◆ **SHORT PROBLEM**
Show all lines from the data that include the word "predmeti".

◆ **DATA IN THIS EXERCISE**

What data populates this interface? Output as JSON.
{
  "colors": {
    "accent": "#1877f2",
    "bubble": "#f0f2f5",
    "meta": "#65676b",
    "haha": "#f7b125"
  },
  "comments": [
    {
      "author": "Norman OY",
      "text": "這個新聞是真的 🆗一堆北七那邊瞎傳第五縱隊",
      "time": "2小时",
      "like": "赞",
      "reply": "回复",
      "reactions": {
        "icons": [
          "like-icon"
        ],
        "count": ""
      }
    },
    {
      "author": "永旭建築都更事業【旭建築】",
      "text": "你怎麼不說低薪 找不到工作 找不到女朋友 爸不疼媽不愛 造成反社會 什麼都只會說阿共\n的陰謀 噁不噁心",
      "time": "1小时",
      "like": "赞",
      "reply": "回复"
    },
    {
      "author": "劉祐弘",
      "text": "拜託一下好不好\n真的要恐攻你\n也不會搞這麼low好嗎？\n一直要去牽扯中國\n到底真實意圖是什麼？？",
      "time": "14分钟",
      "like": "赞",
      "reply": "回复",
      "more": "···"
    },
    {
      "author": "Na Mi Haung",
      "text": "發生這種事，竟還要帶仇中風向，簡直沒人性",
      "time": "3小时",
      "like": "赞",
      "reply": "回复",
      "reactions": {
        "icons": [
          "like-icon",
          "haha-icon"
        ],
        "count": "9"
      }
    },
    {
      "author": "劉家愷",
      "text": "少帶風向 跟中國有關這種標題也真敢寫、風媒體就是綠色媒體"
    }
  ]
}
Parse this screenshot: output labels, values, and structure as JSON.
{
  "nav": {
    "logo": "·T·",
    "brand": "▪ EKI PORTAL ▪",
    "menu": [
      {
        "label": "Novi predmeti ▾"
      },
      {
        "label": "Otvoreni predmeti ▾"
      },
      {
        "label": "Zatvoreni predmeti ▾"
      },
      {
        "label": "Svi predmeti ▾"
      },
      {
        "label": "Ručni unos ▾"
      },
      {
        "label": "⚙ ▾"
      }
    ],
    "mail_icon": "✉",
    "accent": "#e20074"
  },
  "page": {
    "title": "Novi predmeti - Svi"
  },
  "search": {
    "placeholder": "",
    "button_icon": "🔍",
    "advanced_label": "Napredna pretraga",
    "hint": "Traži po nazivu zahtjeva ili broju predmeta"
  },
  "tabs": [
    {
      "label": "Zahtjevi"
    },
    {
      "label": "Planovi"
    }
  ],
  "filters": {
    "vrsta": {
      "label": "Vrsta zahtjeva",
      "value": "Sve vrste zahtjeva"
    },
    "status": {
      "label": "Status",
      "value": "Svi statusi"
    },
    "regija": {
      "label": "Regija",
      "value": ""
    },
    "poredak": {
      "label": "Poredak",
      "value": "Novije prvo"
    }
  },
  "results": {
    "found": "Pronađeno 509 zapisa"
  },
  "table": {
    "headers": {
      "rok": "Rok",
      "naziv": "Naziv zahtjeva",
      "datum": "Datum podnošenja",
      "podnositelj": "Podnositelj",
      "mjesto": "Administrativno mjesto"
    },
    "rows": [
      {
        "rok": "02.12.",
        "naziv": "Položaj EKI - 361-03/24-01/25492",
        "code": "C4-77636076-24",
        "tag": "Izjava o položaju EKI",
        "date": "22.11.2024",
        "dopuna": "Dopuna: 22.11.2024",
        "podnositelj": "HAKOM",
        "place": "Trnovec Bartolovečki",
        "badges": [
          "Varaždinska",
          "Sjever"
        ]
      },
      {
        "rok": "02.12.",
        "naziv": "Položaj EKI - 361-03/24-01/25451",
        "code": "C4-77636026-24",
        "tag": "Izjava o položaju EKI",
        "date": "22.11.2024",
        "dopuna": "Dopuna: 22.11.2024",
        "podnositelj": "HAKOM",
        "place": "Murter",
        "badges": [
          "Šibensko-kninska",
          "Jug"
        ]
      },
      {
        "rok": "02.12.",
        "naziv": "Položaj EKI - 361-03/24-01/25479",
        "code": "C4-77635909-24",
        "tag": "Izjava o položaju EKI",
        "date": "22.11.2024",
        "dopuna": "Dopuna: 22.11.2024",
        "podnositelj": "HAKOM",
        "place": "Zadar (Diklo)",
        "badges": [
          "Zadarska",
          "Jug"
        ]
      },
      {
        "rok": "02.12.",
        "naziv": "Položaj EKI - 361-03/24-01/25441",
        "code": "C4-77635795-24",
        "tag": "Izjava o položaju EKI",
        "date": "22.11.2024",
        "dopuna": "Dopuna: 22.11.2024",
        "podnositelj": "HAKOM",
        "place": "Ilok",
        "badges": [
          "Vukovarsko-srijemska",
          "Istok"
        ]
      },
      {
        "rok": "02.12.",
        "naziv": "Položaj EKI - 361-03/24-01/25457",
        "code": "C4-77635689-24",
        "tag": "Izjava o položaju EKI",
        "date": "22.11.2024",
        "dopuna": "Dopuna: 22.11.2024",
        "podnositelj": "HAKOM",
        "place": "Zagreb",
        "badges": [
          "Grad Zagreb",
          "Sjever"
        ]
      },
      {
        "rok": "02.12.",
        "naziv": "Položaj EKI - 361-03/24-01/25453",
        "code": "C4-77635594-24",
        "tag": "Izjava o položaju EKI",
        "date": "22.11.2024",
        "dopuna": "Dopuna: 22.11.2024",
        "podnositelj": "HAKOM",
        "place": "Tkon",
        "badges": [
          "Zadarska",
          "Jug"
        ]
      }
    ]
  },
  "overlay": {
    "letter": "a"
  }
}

◆ **TASK RESULT**
        "label": "Novi predmeti ▾"
        "label": "Otvoreni predmeti ▾"
        "label": "Zatvoreni predmeti ▾"
        "label": "Svi predmeti ▾"
    "title": "Novi predmeti - Svi"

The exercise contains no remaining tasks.